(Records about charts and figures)
_ _ _ _ _ _ _

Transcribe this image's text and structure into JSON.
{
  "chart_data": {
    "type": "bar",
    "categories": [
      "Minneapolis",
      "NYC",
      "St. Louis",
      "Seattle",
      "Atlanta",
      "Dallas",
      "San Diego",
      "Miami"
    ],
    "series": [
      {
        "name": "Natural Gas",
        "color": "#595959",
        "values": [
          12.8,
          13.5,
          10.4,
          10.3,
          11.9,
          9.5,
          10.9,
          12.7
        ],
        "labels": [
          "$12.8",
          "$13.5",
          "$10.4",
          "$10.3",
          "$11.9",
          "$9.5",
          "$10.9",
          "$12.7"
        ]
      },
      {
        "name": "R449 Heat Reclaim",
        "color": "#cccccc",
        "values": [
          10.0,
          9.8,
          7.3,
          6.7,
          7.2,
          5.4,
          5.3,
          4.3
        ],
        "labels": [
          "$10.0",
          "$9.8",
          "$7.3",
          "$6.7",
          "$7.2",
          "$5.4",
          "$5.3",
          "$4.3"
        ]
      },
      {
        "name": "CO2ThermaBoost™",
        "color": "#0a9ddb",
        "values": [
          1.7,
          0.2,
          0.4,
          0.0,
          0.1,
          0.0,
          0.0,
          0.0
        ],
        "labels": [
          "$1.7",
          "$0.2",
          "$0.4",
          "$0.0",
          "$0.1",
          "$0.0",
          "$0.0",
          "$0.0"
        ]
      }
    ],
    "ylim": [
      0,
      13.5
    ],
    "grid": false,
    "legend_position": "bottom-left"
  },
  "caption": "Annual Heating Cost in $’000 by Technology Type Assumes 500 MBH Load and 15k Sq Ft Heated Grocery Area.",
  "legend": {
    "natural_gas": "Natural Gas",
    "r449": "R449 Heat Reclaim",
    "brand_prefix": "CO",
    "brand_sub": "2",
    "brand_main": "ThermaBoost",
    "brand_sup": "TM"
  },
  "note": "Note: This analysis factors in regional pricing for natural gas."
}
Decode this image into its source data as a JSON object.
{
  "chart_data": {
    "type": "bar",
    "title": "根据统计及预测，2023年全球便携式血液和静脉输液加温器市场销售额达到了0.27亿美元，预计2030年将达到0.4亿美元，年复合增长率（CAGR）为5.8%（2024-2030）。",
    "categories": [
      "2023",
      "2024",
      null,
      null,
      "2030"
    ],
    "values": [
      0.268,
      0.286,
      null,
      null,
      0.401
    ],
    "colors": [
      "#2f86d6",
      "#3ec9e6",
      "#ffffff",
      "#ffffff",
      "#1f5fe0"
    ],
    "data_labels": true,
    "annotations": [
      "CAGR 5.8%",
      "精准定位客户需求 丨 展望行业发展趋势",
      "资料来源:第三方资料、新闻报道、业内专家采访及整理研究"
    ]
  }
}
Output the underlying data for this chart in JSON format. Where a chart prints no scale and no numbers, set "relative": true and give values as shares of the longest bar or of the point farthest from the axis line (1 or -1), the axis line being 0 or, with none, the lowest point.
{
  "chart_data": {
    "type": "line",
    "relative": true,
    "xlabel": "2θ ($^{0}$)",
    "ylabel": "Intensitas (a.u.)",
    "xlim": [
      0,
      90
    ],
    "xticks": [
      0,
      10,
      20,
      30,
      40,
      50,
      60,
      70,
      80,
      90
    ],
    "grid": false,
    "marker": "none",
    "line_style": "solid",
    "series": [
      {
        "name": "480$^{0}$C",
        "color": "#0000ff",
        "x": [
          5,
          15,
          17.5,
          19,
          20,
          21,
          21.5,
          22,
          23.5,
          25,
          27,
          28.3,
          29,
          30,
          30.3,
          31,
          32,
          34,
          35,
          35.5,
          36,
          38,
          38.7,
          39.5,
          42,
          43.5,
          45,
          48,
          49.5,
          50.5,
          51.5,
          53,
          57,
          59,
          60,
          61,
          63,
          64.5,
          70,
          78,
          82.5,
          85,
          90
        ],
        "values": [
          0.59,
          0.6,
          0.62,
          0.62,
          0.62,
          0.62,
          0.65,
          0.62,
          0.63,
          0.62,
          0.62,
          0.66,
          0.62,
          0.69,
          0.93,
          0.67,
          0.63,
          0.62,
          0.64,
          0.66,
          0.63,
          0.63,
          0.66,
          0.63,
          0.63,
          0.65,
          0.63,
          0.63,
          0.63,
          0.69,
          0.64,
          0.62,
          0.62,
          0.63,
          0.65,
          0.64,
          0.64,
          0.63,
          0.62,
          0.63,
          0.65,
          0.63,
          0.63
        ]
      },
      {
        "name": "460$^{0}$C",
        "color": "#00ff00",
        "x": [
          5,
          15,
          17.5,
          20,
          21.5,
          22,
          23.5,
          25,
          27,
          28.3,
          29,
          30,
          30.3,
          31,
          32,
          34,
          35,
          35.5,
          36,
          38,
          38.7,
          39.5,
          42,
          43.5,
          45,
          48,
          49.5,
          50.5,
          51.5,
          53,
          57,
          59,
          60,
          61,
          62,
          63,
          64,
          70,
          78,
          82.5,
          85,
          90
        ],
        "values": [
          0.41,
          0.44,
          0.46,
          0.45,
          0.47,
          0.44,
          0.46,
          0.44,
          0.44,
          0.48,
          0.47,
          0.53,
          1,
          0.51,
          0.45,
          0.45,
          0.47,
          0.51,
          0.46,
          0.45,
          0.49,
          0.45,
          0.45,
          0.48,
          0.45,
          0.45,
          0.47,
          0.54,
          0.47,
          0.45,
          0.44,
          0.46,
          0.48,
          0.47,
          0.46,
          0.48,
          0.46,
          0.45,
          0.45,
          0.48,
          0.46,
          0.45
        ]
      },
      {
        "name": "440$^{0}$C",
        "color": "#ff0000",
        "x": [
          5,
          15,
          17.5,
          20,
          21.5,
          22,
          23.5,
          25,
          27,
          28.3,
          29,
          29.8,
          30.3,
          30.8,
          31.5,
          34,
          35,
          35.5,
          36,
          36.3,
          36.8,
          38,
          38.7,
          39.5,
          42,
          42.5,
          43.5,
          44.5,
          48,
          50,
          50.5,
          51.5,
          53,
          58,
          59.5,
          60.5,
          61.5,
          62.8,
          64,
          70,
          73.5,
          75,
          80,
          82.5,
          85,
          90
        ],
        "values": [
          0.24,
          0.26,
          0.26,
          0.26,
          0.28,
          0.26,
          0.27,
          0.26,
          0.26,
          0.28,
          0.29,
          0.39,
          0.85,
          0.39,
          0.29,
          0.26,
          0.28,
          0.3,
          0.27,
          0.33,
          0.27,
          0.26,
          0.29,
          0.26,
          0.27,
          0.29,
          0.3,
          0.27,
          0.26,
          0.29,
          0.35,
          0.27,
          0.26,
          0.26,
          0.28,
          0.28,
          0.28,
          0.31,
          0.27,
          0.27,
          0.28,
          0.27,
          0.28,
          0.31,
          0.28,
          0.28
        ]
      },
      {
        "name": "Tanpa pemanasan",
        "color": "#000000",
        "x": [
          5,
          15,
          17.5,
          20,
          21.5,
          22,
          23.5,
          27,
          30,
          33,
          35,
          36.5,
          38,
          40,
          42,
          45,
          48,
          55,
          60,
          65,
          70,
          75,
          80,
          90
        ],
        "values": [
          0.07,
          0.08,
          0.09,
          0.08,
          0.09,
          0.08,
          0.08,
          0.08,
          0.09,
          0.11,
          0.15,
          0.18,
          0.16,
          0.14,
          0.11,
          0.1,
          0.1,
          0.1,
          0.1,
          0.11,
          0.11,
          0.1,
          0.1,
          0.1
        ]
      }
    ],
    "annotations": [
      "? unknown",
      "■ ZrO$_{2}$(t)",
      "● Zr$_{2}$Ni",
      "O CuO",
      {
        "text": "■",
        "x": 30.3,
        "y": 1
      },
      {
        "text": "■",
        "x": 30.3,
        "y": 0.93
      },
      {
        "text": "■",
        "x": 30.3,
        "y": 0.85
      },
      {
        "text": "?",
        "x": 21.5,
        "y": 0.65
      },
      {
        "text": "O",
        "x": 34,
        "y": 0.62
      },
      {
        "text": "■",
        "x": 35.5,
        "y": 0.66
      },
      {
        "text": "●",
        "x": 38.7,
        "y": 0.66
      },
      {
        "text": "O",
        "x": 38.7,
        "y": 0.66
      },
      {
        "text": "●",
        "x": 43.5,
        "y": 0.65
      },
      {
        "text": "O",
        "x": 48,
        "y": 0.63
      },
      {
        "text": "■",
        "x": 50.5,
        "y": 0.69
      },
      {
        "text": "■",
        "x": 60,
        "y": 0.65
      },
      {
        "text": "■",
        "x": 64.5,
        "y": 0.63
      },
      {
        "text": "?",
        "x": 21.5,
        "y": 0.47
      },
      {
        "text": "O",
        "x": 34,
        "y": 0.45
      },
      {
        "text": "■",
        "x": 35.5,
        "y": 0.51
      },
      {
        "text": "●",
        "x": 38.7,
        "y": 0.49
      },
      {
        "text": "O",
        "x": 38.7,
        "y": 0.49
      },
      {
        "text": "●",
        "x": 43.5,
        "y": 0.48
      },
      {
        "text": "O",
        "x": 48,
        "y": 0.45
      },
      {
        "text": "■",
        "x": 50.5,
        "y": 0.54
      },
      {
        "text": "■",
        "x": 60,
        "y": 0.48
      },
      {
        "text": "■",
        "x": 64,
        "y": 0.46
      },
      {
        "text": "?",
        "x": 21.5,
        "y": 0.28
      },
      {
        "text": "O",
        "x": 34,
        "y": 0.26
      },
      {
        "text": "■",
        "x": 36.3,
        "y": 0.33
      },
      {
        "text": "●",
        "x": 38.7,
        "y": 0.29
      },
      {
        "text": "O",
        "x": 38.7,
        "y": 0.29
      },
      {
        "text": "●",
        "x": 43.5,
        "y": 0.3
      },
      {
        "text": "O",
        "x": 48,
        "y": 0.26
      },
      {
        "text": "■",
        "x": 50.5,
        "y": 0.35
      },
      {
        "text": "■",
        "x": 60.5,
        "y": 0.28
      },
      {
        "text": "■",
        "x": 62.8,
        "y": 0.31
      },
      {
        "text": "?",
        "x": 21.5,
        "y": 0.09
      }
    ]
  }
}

_ _ _ _ _ _ _

### Stated problem:
Wherever the string "CAGR" appears in the entries above, list that line.

### Result of the task:
    "title": "根据统计及预测，2023年全球便携式血液和静脉输液加温器市场销售额达到了0.27亿美元，预计2030年将达到0.4亿美元，年复合增长率（CAGR）为5.8%（2024-2030）。",
      "CAGR 5.8%",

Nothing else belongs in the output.